Exercise directions => Search the data for the string "this" and extract every line where it appears.

Material provided =>
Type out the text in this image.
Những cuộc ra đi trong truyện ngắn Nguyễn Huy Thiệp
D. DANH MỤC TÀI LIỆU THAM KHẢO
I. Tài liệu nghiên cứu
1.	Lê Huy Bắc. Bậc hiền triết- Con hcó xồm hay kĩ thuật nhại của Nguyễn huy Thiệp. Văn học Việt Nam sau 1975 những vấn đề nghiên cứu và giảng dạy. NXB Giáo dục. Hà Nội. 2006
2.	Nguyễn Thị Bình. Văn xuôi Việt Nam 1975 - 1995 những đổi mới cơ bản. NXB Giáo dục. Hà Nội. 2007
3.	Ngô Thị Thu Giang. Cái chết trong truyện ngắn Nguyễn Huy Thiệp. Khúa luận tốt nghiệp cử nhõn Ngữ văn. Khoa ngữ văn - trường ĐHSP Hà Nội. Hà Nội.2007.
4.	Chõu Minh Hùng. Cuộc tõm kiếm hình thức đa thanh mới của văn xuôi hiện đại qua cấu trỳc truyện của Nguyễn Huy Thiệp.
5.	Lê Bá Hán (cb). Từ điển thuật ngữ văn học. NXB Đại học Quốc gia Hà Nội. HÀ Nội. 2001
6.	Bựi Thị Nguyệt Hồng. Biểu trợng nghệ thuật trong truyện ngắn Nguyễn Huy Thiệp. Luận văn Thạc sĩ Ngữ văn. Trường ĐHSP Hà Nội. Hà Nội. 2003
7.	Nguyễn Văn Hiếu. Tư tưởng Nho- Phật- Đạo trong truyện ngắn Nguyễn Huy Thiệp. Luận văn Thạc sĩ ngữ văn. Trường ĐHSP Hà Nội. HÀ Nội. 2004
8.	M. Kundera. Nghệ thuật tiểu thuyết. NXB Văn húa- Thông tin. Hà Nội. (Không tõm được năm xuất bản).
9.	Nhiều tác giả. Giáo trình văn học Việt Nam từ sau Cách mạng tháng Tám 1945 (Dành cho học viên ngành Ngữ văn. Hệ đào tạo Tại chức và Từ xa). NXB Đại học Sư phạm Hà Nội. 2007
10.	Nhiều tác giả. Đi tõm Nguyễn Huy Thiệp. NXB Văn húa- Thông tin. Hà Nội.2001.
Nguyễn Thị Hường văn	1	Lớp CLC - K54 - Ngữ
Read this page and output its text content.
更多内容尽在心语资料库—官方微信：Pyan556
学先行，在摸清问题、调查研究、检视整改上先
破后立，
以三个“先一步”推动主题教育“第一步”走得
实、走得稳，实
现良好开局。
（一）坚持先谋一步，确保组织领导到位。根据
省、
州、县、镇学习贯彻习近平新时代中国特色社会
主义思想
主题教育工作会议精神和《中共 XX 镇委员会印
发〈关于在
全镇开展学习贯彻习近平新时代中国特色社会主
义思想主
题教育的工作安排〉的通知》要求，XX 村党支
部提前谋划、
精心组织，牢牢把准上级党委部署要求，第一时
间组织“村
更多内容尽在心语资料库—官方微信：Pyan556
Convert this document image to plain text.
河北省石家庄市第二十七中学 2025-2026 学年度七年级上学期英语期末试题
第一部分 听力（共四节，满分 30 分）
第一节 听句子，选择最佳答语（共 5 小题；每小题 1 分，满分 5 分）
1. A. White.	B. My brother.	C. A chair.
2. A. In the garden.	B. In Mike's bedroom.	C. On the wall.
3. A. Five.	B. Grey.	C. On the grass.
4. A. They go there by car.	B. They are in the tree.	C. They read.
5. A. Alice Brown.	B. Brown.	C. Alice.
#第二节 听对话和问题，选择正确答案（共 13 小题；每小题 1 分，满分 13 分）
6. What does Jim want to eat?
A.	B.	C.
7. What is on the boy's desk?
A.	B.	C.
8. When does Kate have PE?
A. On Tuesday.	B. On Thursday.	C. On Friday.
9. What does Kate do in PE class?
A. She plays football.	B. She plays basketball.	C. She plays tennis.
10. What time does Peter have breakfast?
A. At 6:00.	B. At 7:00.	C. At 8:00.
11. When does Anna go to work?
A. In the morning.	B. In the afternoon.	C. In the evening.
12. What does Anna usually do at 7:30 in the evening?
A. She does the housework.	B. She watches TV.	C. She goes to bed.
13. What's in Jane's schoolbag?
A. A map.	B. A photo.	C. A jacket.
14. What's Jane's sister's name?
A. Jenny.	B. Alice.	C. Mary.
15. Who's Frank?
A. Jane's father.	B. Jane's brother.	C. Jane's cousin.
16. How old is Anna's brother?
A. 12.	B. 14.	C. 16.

The response =>
Type out the text in this image.
Read this page and output its text content.
Convert this document image to plain text.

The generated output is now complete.